=== Dataset records ===
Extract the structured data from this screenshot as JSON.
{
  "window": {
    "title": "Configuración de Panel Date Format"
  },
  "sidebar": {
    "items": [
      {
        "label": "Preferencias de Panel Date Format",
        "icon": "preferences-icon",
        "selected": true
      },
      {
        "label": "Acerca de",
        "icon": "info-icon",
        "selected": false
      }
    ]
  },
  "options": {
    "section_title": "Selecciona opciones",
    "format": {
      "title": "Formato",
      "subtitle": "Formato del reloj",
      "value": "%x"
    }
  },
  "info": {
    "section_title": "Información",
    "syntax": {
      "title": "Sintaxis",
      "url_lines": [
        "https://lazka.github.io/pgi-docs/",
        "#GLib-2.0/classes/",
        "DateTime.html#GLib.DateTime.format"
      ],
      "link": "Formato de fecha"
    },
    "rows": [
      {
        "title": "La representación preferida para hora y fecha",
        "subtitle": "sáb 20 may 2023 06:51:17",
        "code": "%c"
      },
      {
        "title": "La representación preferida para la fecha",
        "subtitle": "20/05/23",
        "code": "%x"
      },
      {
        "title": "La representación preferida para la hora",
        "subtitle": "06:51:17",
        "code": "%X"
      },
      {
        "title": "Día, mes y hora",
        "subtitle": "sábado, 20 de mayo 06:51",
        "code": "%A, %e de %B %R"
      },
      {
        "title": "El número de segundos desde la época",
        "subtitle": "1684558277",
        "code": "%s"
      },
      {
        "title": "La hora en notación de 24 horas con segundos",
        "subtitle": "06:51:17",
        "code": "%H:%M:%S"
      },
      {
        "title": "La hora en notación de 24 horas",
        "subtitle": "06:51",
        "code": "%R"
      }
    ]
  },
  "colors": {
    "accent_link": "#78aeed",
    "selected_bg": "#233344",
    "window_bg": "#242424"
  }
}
===
**Your objective**
Retype the material above, line by line, exactly.

**Full answer**
Extract the structured data from this screenshot as JSON.
{
  "window": {
    "title": "Configuración de Panel Date Format"
  },
  "sidebar": {
    "items": [
      {
        "label": "Preferencias de Panel Date Format",
        "icon": "preferences-icon",
        "selected": true
      },
      {
        "label": "Acerca de",
        "icon": "info-icon",
        "selected": false
      }
    ]
  },
  "options": {
    "section_title": "Selecciona opciones",
    "format": {
      "title": "Formato",
      "subtitle": "Formato del reloj",
      "value": "%x"
    }
  },
  "info": {
    "section_title": "Información",
    "syntax": {
      "title": "Sintaxis",
      "url_lines": [
        "https://lazka.github.io/pgi-docs/",
        "#GLib-2.0/classes/",
        "DateTime.html#GLib.DateTime.format"
      ],
      "link": "Formato de fecha"
    },
    "rows": [
      {
        "title": "La representación preferida para hora y fecha",
        "subtitle": "sáb 20 may 2023 06:51:17",
        "code": "%c"
      },
      {
        "title": "La representación preferida para la fecha",
        "subtitle": "20/05/23",
        "code": "%x"
      },
      {
        "title": "La representación preferida para la hora",
        "subtitle": "06:51:17",
        "code": "%X"
      },
      {
        "title": "Día, mes y hora",
        "subtitle": "sábado, 20 de mayo 06:51",
        "code": "%A, %e de %B %R"
      },
      {
        "title": "El número de segundos desde la época",
        "subtitle": "1684558277",
        "code": "%s"
      },
      {
        "title": "La hora en notación de 24 horas con segundos",
        "subtitle": "06:51:17",
        "code": "%H:%M:%S"
      },
      {
        "title": "La hora en notación de 24 horas",
        "subtitle": "06:51",
        "code": "%R"
      }
    ]
  },
  "colors": {
    "accent_link": "#78aeed",
    "selected_bg": "#233344",
    "window_bg": "#242424"
  }
}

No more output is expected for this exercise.